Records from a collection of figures
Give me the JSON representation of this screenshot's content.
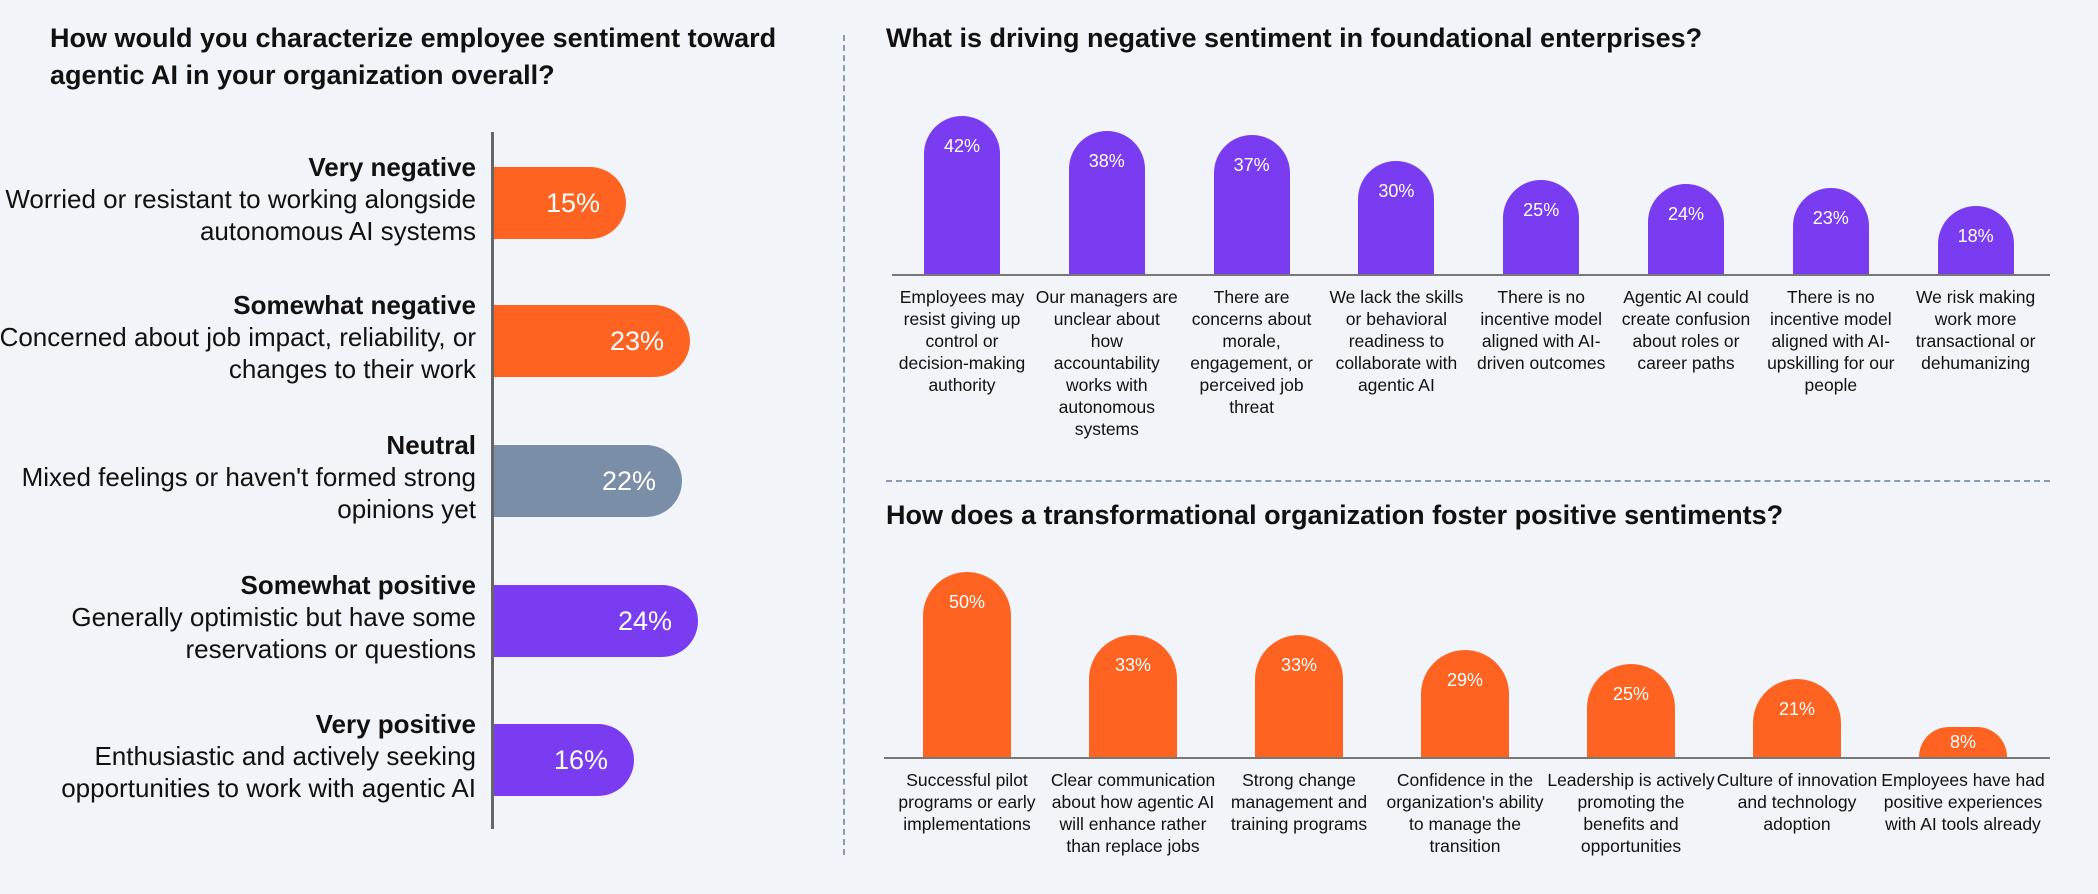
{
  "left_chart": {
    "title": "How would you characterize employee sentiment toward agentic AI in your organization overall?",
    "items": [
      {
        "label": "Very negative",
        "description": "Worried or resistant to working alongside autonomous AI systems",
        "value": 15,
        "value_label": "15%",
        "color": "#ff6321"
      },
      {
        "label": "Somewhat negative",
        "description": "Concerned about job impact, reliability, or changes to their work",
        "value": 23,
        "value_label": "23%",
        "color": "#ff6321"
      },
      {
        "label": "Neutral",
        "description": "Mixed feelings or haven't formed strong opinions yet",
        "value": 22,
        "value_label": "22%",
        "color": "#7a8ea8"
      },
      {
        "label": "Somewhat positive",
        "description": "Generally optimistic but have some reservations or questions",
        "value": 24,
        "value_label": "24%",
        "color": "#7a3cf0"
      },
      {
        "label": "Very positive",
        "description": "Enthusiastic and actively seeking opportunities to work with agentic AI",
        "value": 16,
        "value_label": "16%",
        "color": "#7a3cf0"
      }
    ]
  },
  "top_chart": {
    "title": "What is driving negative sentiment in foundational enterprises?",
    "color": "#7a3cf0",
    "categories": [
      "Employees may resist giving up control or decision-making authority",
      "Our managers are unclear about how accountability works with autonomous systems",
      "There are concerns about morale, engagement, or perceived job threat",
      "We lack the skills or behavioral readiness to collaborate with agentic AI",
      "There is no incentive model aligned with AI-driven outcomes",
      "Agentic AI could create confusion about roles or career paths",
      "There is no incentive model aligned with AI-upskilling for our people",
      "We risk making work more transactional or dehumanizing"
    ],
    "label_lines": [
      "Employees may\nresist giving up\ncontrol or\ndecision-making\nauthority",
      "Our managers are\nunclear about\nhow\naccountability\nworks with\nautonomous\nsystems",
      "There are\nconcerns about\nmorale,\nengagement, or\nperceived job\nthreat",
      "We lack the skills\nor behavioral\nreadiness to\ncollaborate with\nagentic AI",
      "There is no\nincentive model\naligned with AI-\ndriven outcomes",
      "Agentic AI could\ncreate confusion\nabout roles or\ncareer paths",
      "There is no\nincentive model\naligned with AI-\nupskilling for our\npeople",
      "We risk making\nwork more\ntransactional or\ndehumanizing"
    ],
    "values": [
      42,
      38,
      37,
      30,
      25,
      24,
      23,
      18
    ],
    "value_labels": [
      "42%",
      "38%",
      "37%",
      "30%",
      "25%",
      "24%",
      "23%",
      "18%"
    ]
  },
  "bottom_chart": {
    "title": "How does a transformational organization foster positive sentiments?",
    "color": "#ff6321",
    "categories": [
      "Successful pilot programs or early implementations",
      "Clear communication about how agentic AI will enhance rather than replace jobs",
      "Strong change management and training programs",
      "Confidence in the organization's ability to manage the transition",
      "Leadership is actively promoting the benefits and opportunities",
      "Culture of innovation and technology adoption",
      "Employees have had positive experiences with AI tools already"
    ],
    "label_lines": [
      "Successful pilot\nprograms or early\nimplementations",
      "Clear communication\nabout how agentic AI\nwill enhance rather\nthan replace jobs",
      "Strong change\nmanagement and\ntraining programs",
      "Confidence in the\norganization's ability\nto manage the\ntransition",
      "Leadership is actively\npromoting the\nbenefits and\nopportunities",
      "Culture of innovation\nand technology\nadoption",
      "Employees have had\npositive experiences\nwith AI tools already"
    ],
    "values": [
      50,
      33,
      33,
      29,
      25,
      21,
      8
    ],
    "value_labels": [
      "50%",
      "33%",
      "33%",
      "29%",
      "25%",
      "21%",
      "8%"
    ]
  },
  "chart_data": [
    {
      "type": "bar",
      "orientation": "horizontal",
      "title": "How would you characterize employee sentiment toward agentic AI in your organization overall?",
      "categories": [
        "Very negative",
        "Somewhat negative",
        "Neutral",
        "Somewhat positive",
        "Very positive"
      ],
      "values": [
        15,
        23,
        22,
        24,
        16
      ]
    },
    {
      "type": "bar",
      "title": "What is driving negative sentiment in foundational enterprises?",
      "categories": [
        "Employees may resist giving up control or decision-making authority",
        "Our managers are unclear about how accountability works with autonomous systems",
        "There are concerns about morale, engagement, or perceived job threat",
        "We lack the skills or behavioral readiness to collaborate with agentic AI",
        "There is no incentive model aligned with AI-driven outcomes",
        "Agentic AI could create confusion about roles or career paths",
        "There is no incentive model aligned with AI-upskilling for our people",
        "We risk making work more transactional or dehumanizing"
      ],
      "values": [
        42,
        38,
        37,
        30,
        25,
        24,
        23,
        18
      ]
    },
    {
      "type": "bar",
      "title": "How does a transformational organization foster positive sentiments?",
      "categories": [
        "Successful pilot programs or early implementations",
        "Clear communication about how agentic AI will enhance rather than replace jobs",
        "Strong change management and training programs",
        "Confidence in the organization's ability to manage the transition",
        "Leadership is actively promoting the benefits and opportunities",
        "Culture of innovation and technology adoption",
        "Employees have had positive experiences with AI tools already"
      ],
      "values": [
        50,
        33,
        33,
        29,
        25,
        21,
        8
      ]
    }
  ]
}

Task directions ▸ Tally the lines of the material above that contain the word "tools" and report the total alone.

Problem solution ▸ 3